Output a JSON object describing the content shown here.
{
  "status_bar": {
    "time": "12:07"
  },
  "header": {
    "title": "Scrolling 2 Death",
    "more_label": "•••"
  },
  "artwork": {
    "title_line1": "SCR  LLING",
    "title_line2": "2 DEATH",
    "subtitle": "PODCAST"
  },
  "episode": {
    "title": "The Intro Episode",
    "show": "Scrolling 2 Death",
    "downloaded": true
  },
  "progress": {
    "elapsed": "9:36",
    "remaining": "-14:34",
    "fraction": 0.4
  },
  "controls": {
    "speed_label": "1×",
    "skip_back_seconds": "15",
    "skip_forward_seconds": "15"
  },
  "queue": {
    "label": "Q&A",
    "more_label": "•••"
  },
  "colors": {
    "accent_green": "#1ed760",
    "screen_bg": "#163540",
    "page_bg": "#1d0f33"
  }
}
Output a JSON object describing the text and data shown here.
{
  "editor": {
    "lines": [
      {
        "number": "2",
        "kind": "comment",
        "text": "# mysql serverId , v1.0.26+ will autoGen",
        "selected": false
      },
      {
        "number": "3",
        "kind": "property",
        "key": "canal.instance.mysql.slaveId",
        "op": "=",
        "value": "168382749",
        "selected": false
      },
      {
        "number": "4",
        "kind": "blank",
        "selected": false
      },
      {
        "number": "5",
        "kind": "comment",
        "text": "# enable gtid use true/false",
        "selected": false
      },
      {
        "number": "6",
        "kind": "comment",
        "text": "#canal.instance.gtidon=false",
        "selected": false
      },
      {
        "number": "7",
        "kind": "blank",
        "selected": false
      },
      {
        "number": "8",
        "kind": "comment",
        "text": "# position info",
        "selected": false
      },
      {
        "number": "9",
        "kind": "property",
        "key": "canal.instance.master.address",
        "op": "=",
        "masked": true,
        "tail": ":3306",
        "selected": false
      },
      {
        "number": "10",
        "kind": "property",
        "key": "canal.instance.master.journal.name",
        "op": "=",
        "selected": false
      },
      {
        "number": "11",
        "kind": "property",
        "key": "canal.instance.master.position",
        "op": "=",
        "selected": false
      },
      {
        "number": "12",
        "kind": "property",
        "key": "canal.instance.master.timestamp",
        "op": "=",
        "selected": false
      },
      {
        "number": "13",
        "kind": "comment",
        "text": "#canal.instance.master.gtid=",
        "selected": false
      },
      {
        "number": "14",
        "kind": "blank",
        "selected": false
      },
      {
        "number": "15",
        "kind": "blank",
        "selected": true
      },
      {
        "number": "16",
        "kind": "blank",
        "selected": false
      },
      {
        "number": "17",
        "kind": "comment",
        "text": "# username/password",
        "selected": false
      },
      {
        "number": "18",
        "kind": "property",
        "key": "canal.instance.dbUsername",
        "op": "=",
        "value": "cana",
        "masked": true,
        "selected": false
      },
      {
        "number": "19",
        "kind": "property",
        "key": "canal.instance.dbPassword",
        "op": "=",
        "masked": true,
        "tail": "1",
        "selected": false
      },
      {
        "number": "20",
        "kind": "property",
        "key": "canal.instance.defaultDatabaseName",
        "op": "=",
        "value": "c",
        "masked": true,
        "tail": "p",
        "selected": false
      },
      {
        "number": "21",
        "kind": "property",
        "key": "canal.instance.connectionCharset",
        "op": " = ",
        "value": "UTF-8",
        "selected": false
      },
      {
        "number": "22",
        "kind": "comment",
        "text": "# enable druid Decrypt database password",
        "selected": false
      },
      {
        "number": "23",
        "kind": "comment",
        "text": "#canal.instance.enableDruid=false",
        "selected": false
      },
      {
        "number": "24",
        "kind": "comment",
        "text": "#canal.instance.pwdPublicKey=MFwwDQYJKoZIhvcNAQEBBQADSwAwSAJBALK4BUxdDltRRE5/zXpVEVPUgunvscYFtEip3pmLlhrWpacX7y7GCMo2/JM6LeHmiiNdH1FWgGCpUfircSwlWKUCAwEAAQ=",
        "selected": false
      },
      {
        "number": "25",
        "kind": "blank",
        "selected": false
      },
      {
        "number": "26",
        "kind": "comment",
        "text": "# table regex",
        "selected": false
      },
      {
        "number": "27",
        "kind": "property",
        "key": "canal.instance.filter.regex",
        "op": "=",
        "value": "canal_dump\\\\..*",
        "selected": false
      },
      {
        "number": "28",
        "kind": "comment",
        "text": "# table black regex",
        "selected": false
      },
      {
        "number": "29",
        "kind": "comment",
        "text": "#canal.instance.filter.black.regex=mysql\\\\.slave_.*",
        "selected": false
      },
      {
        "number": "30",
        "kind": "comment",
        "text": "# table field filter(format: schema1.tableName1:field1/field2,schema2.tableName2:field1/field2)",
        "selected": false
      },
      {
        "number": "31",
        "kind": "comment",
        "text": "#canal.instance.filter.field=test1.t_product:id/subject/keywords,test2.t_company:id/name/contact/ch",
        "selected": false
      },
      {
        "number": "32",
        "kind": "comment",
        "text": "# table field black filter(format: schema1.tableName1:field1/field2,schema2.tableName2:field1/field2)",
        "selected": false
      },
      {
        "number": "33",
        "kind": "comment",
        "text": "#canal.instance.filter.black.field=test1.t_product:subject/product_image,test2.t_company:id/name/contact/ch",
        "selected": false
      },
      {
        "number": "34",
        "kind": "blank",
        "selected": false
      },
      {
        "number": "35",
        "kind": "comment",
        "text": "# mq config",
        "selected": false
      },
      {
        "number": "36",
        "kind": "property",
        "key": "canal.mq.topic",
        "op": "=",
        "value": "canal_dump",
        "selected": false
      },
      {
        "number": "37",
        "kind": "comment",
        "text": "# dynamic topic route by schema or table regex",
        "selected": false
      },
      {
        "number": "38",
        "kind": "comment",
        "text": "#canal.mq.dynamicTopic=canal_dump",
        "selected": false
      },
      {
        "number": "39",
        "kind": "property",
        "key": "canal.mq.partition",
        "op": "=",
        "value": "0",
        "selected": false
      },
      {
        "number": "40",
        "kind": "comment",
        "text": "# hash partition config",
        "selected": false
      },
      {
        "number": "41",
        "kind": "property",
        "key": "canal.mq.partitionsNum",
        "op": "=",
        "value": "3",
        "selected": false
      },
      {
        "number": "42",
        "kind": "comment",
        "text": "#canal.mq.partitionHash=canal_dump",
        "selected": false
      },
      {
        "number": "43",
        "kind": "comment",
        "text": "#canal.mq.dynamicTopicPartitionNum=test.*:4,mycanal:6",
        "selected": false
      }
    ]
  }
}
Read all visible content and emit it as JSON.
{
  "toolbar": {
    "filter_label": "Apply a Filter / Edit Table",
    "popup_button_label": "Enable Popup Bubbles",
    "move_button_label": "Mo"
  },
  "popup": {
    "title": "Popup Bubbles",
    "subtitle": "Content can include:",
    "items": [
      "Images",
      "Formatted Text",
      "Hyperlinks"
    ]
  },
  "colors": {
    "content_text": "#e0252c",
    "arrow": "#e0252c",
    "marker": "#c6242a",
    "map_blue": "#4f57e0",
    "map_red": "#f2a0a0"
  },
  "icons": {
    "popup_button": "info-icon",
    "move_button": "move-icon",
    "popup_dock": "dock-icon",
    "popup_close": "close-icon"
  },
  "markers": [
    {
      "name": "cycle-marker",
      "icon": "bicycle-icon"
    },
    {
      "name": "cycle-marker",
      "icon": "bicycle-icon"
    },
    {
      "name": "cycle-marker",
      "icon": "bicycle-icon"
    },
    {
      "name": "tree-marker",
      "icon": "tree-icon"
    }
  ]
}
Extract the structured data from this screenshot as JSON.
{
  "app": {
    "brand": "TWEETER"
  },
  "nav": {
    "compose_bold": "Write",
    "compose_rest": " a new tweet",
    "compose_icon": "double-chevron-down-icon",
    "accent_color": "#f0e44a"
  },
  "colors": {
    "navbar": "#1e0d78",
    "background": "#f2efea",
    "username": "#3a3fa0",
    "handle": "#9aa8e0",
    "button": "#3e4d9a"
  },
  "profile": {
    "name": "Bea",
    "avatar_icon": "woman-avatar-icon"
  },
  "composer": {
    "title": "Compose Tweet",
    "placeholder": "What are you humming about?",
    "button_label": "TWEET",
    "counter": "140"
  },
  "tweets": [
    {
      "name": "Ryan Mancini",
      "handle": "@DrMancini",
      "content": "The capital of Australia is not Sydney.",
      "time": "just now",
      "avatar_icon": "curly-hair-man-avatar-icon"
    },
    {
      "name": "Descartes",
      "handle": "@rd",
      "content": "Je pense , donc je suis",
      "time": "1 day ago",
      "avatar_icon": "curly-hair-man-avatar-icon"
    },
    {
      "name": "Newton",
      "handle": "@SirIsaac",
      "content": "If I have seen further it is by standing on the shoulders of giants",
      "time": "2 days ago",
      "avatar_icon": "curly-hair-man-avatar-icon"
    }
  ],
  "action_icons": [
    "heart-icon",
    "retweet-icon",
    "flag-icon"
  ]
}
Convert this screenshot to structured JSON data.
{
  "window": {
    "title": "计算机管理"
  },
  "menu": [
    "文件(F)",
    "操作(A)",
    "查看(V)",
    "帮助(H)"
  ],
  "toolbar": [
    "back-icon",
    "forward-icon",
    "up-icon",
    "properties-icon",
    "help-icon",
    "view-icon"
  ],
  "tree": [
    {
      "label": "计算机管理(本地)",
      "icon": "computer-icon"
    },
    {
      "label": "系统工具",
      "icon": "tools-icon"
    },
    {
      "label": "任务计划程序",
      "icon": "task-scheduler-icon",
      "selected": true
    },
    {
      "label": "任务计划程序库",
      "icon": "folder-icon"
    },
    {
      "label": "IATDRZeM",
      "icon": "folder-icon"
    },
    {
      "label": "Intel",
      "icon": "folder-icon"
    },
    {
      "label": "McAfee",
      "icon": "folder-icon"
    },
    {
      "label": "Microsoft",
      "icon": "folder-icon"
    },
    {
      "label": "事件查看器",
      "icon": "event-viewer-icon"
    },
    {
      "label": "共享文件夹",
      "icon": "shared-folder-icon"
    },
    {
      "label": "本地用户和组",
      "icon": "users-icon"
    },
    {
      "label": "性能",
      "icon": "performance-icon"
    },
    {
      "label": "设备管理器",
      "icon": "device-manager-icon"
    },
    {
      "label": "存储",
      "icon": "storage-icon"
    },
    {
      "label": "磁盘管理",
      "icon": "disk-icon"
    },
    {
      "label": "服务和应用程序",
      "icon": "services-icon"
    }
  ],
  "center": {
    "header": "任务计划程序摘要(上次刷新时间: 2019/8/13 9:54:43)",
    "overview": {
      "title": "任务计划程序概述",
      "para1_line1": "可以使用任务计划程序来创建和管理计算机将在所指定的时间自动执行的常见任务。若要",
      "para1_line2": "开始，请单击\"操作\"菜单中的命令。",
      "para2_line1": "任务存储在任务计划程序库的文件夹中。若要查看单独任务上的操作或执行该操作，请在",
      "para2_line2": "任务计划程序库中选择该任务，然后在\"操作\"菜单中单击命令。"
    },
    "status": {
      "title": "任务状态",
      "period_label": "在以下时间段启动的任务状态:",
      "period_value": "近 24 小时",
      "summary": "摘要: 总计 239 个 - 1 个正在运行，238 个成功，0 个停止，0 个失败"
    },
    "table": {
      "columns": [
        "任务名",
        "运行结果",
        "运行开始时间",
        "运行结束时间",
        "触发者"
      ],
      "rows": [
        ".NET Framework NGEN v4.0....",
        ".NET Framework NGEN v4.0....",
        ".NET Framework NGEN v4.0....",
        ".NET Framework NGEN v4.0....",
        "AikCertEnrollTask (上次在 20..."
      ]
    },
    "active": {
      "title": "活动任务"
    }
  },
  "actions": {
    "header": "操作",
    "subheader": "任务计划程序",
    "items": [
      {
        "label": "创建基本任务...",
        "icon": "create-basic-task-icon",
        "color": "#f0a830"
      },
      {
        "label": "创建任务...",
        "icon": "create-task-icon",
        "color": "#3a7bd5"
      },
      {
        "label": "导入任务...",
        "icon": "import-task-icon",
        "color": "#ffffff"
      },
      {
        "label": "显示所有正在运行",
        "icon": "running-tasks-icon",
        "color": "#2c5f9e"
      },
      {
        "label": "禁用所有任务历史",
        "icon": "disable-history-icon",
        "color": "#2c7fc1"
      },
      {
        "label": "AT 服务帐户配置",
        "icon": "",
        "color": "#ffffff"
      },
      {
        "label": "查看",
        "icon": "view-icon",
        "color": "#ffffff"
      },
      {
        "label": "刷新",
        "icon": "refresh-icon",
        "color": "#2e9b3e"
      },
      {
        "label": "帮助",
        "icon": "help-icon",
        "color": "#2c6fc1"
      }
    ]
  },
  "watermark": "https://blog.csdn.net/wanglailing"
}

▸ WORK INSTRUCTIONS
Out of the preceding entries, pull every line containing the string "screenshot".

▸ FINAL ANSWER
Extract the structured data from this screenshot as JSON.
Convert this screenshot to structured JSON data.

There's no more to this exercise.